[Collected data]
= = = = = = =
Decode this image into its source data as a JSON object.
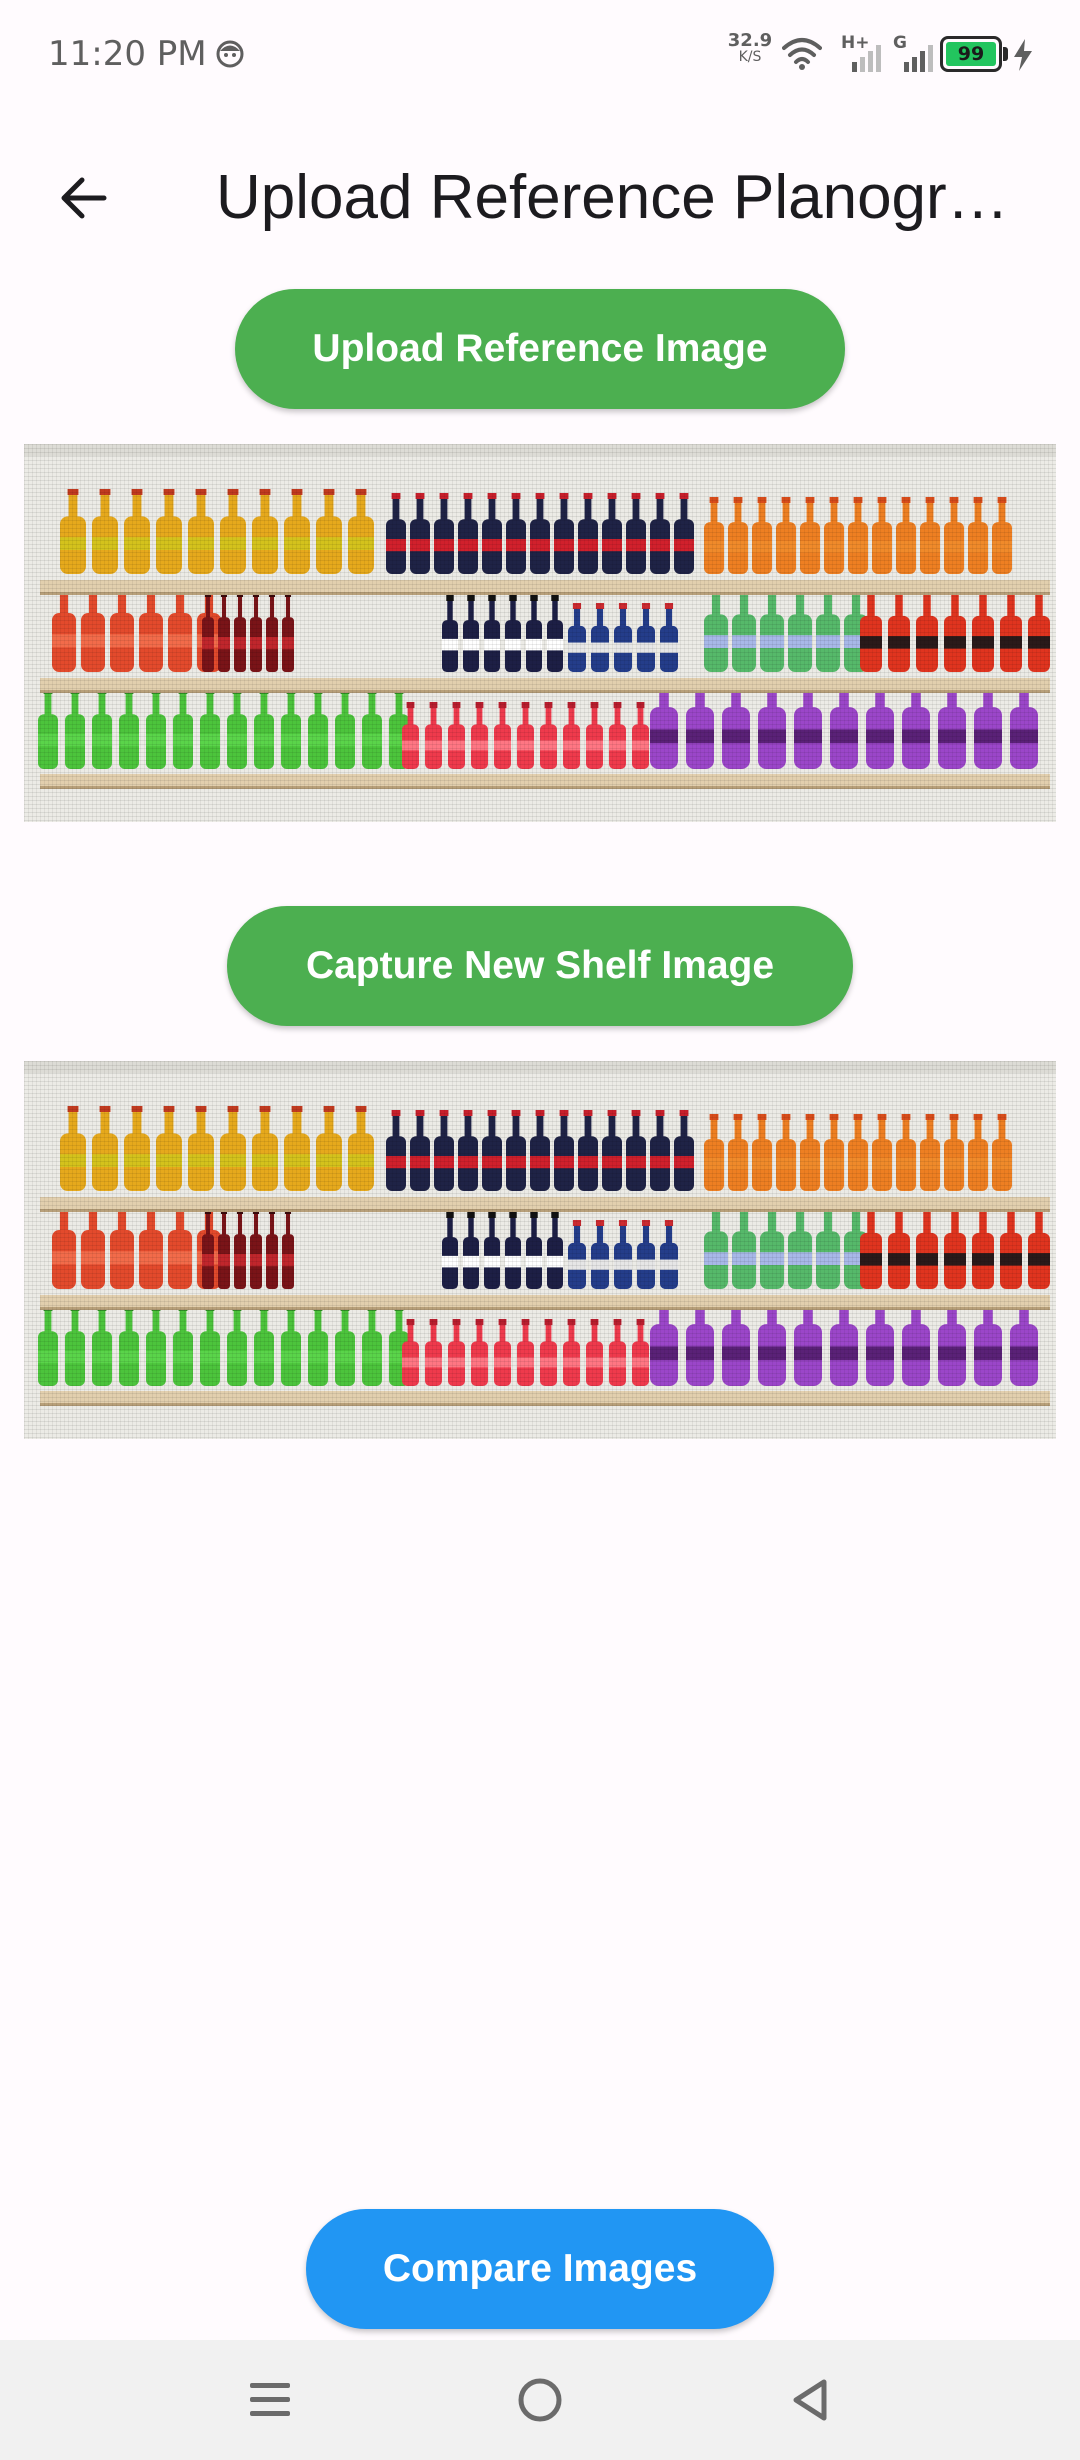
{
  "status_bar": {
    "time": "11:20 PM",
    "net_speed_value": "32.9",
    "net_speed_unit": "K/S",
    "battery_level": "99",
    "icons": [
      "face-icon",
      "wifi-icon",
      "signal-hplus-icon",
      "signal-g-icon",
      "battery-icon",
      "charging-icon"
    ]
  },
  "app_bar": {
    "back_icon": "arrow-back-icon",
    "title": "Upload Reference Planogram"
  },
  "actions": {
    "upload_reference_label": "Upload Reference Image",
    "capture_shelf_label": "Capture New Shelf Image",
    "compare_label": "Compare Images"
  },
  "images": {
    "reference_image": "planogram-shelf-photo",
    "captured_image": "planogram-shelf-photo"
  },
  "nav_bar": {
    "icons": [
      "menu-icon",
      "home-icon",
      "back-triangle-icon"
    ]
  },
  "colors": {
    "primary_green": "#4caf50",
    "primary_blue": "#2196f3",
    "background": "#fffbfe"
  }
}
= = = = = = =
To do. Quote each entry above verbatim and drop the pictures.

Exercise output.
Decode this image into its source data as a JSON object.
{
  "status_bar": {
    "time": "11:20 PM",
    "net_speed_value": "32.9",
    "net_speed_unit": "K/S",
    "battery_level": "99",
    "icons": [
      "face-icon",
      "wifi-icon",
      "signal-hplus-icon",
      "signal-g-icon",
      "battery-icon",
      "charging-icon"
    ]
  },
  "app_bar": {
    "back_icon": "arrow-back-icon",
    "title": "Upload Reference Planogram"
  },
  "actions": {
    "upload_reference_label": "Upload Reference Image",
    "capture_shelf_label": "Capture New Shelf Image",
    "compare_label": "Compare Images"
  },
  "images": {
    "reference_image": "planogram-shelf-photo",
    "captured_image": "planogram-shelf-photo"
  },
  "nav_bar": {
    "icons": [
      "menu-icon",
      "home-icon",
      "back-triangle-icon"
    ]
  },
  "colors": {
    "primary_green": "#4caf50",
    "primary_blue": "#2196f3",
    "background": "#fffbfe"
  }
}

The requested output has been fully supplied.